_Task to complete_: Determine which lines of the records include the word "siinuse", and copy them.

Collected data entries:

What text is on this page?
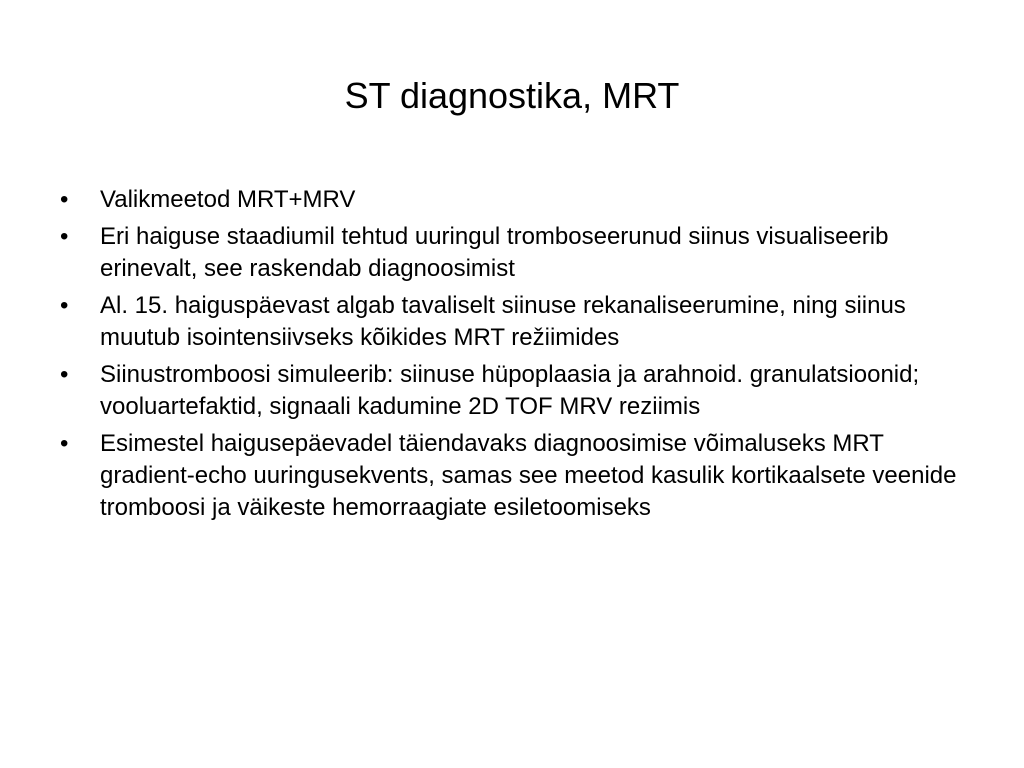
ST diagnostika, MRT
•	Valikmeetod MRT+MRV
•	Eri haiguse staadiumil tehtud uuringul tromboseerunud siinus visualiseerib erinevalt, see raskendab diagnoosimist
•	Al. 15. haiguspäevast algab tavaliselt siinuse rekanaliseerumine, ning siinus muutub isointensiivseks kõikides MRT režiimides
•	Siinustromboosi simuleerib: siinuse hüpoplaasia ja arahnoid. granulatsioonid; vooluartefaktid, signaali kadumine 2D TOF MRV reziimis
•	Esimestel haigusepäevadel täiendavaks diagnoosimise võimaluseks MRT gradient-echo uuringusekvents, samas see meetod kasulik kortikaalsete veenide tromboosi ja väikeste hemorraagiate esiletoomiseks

_Result_:
•	Al. 15. haiguspäevast algab tavaliselt siinuse rekanaliseerumine, ning siinus muutub isointensiivseks kõikides MRT režiimides
•	Siinustromboosi simuleerib: siinuse hüpoplaasia ja arahnoid. granulatsioonid; vooluartefaktid, signaali kadumine 2D TOF MRV reziimis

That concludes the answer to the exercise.